> _TASK STATEMENT_:
Take the material below and retype it in full; pictures are left out.

Stored items
--------------------
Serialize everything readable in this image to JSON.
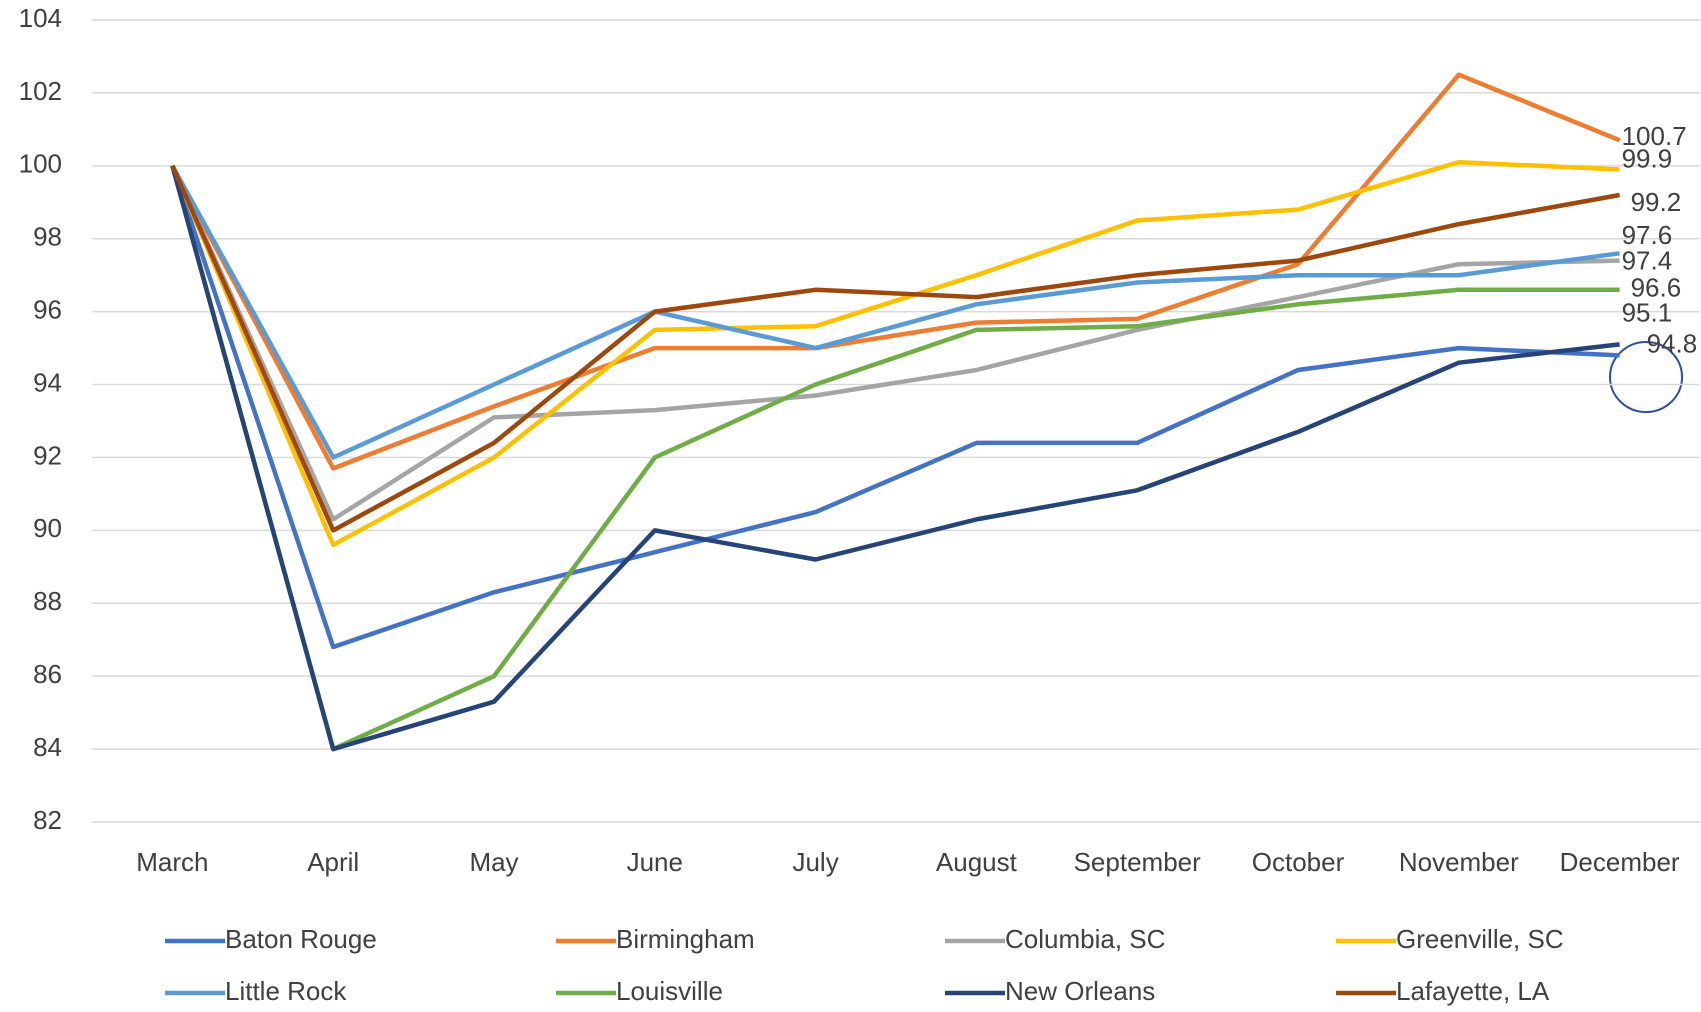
{
  "chart_data": {
    "type": "line",
    "categories": [
      "March",
      "April",
      "May",
      "June",
      "July",
      "August",
      "September",
      "October",
      "November",
      "December"
    ],
    "series": [
      {
        "name": "Baton Rouge",
        "color": "#4472c4",
        "values": [
          100,
          86.8,
          88.3,
          89.4,
          90.5,
          92.4,
          92.4,
          94.4,
          95.0,
          94.8
        ]
      },
      {
        "name": "Birmingham",
        "color": "#ed7d31",
        "values": [
          100,
          91.7,
          93.4,
          95.0,
          95.0,
          95.7,
          95.8,
          97.3,
          102.5,
          100.7
        ]
      },
      {
        "name": "Columbia, SC",
        "color": "#a5a5a5",
        "values": [
          100,
          90.3,
          93.1,
          93.3,
          93.7,
          94.4,
          95.5,
          96.4,
          97.3,
          97.4
        ]
      },
      {
        "name": "Greenville, SC",
        "color": "#ffc000",
        "values": [
          100,
          89.6,
          92.0,
          95.5,
          95.6,
          97.0,
          98.5,
          98.8,
          100.1,
          99.9
        ]
      },
      {
        "name": "Little Rock",
        "color": "#5b9bd5",
        "values": [
          100,
          92.0,
          94.0,
          96.0,
          95.0,
          96.2,
          96.8,
          97.0,
          97.0,
          97.6
        ]
      },
      {
        "name": "Louisville",
        "color": "#70ad47",
        "values": [
          100,
          84.0,
          86.0,
          92.0,
          94.0,
          95.5,
          95.6,
          96.2,
          96.6,
          96.6
        ]
      },
      {
        "name": "New Orleans",
        "color": "#264478",
        "values": [
          100,
          84.0,
          85.3,
          90.0,
          89.2,
          90.3,
          91.1,
          92.7,
          94.6,
          95.1
        ]
      },
      {
        "name": "Lafayette, LA",
        "color": "#9e480e",
        "values": [
          100,
          90.0,
          92.4,
          96.0,
          96.6,
          96.4,
          97.0,
          97.4,
          98.4,
          99.2
        ]
      }
    ],
    "ylim": [
      82,
      104
    ],
    "yticks": [
      82,
      84,
      86,
      88,
      90,
      92,
      94,
      96,
      98,
      100,
      102,
      104
    ],
    "grid": true,
    "legend": "bottom"
  }
}
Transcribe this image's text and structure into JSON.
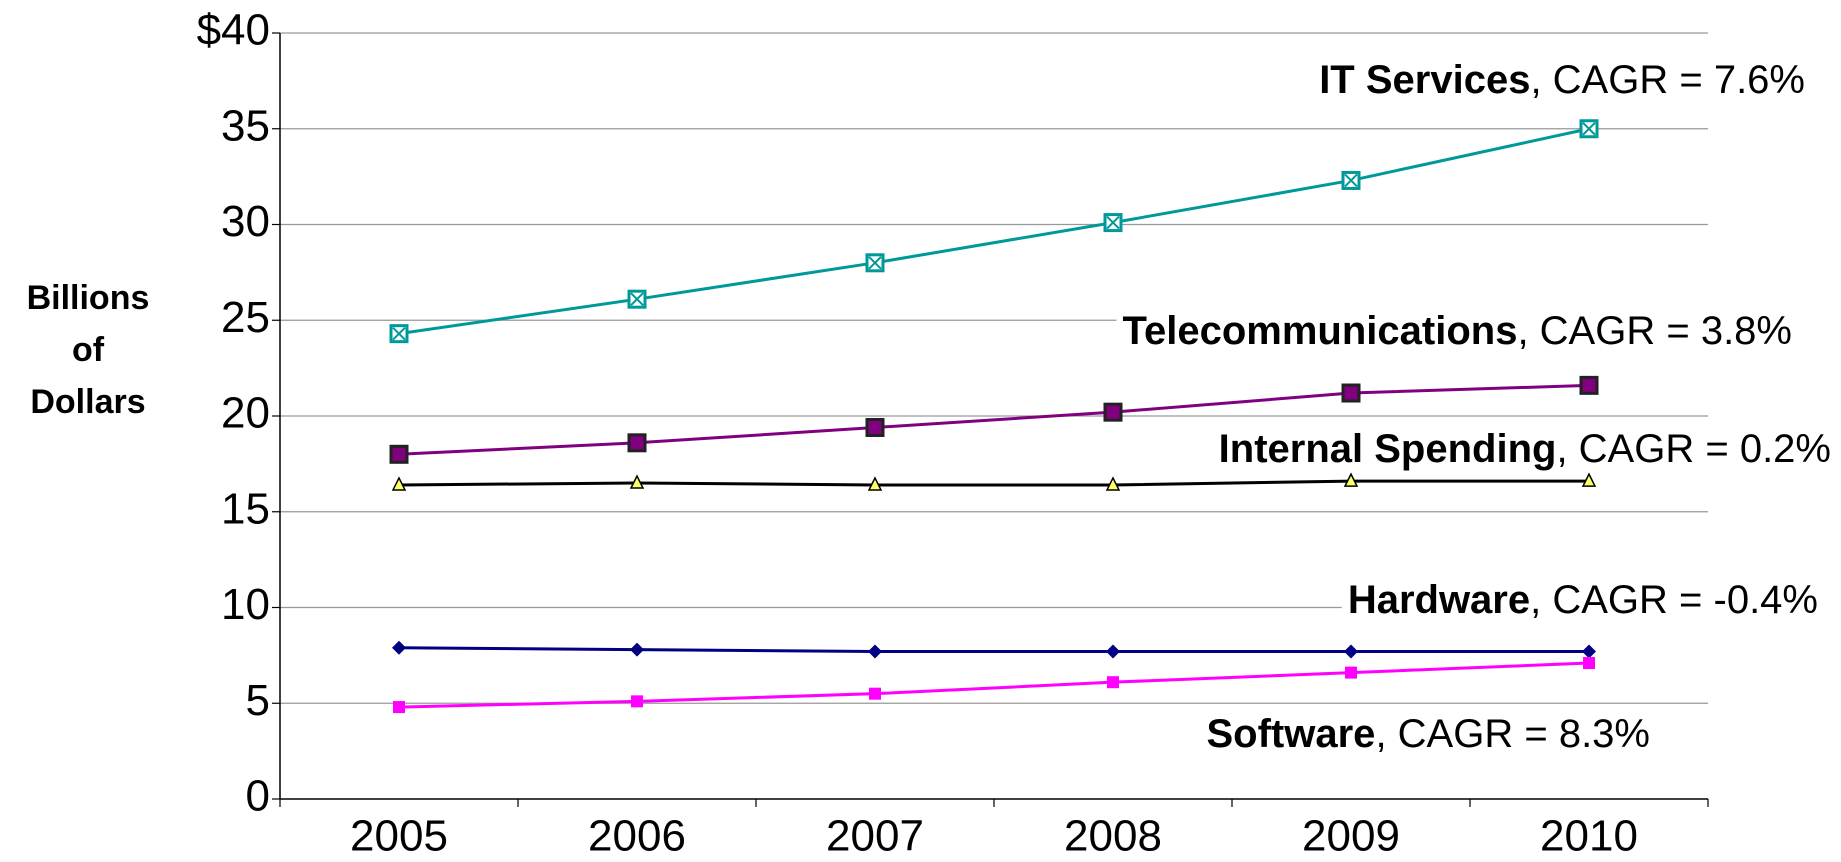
{
  "chart_data": {
    "type": "line",
    "y_label": "Billions of Dollars",
    "categories": [
      "2005",
      "2006",
      "2007",
      "2008",
      "2009",
      "2010"
    ],
    "ylim": [
      0,
      40
    ],
    "yticks": [
      0,
      5,
      10,
      15,
      20,
      25,
      30,
      35,
      {
        "value": 40,
        "label": "$40"
      }
    ],
    "grid": true,
    "series": [
      {
        "name": "IT Services",
        "annotation": ", CAGR = 7.6%",
        "color": "#009999",
        "marker": "square-x",
        "values": [
          24.3,
          26.1,
          28.0,
          30.1,
          32.3,
          35.0
        ]
      },
      {
        "name": "Telecommunications",
        "annotation": ", CAGR = 3.8%",
        "color": "#800080",
        "marker": "square-dark",
        "values": [
          18.0,
          18.6,
          19.4,
          20.2,
          21.2,
          21.6
        ]
      },
      {
        "name": "Internal Spending",
        "annotation": ", CAGR = 0.2%",
        "color": "#000000",
        "marker": "triangle",
        "values": [
          16.4,
          16.5,
          16.4,
          16.4,
          16.6,
          16.6
        ]
      },
      {
        "name": "Hardware",
        "annotation": ", CAGR = -0.4%",
        "color": "#000080",
        "marker": "diamond",
        "values": [
          7.9,
          7.8,
          7.7,
          7.7,
          7.7,
          7.7
        ]
      },
      {
        "name": "Software",
        "annotation": ", CAGR = 8.3%",
        "color": "#ff00ff",
        "marker": "square",
        "values": [
          4.8,
          5.1,
          5.5,
          6.1,
          6.6,
          7.1
        ]
      }
    ]
  }
}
--------------------
> _EXERCISE SOLUTION_:
Serialize everything readable in this image to JSON.
{
  "chart_data": {
    "type": "line",
    "categories": [
      "March",
      "April",
      "May",
      "June",
      "July",
      "August",
      "September",
      "October",
      "November",
      "December"
    ],
    "series": [
      {
        "name": "Baton Rouge",
        "color": "#4472c4",
        "values": [
          100,
          86.8,
          88.3,
          89.4,
          90.5,
          92.4,
          92.4,
          94.4,
          95.0,
          94.8
        ]
      },
      {
        "name": "Birmingham",
        "color": "#ed7d31",
        "values": [
          100,
          91.7,
          93.4,
          95.0,
          95.0,
          95.7,
          95.8,
          97.3,
          102.5,
          100.7
        ]
      },
      {
        "name": "Columbia, SC",
        "color": "#a5a5a5",
        "values": [
          100,
          90.3,
          93.1,
          93.3,
          93.7,
          94.4,
          95.5,
          96.4,
          97.3,
          97.4
        ]
      },
      {
        "name": "Greenville, SC",
        "color": "#ffc000",
        "values": [
          100,
          89.6,
          92.0,
          95.5,
          95.6,
          97.0,
          98.5,
          98.8,
          100.1,
          99.9
        ]
      },
      {
        "name": "Little Rock",
        "color": "#5b9bd5",
        "values": [
          100,
          92.0,
          94.0,
          96.0,
          95.0,
          96.2,
          96.8,
          97.0,
          97.0,
          97.6
        ]
      },
      {
        "name": "Louisville",
        "color": "#70ad47",
        "values": [
          100,
          84.0,
          86.0,
          92.0,
          94.0,
          95.5,
          95.6,
          96.2,
          96.6,
          96.6
        ]
      },
      {
        "name": "New Orleans",
        "color": "#264478",
        "values": [
          100,
          84.0,
          85.3,
          90.0,
          89.2,
          90.3,
          91.1,
          92.7,
          94.6,
          95.1
        ]
      },
      {
        "name": "Lafayette, LA",
        "color": "#9e480e",
        "values": [
          100,
          90.0,
          92.4,
          96.0,
          96.6,
          96.4,
          97.0,
          97.4,
          98.4,
          99.2
        ]
      }
    ],
    "ylim": [
      82,
      104
    ],
    "yticks": [
      82,
      84,
      86,
      88,
      90,
      92,
      94,
      96,
      98,
      100,
      102,
      104
    ],
    "grid": true,
    "legend": "bottom"
  }
}
Transcribe this image's text and structure into JSON.
{
  "chart_data": {
    "type": "line",
    "y_label": "Billions of Dollars",
    "categories": [
      "2005",
      "2006",
      "2007",
      "2008",
      "2009",
      "2010"
    ],
    "ylim": [
      0,
      40
    ],
    "yticks": [
      0,
      5,
      10,
      15,
      20,
      25,
      30,
      35,
      {
        "value": 40,
        "label": "$40"
      }
    ],
    "grid": true,
    "series": [
      {
        "name": "IT Services",
        "annotation": ", CAGR = 7.6%",
        "color": "#009999",
        "marker": "square-x",
        "values": [
          24.3,
          26.1,
          28.0,
          30.1,
          32.3,
          35.0
        ]
      },
      {
        "name": "Telecommunications",
        "annotation": ", CAGR = 3.8%",
        "color": "#800080",
        "marker": "square-dark",
        "values": [
          18.0,
          18.6,
          19.4,
          20.2,
          21.2,
          21.6
        ]
      },
      {
        "name": "Internal Spending",
        "annotation": ", CAGR = 0.2%",
        "color": "#000000",
        "marker": "triangle",
        "values": [
          16.4,
          16.5,
          16.4,
          16.4,
          16.6,
          16.6
        ]
      },
      {
        "name": "Hardware",
        "annotation": ", CAGR = -0.4%",
        "color": "#000080",
        "marker": "diamond",
        "values": [
          7.9,
          7.8,
          7.7,
          7.7,
          7.7,
          7.7
        ]
      },
      {
        "name": "Software",
        "annotation": ", CAGR = 8.3%",
        "color": "#ff00ff",
        "marker": "square",
        "values": [
          4.8,
          5.1,
          5.5,
          6.1,
          6.6,
          7.1
        ]
      }
    ]
  }
}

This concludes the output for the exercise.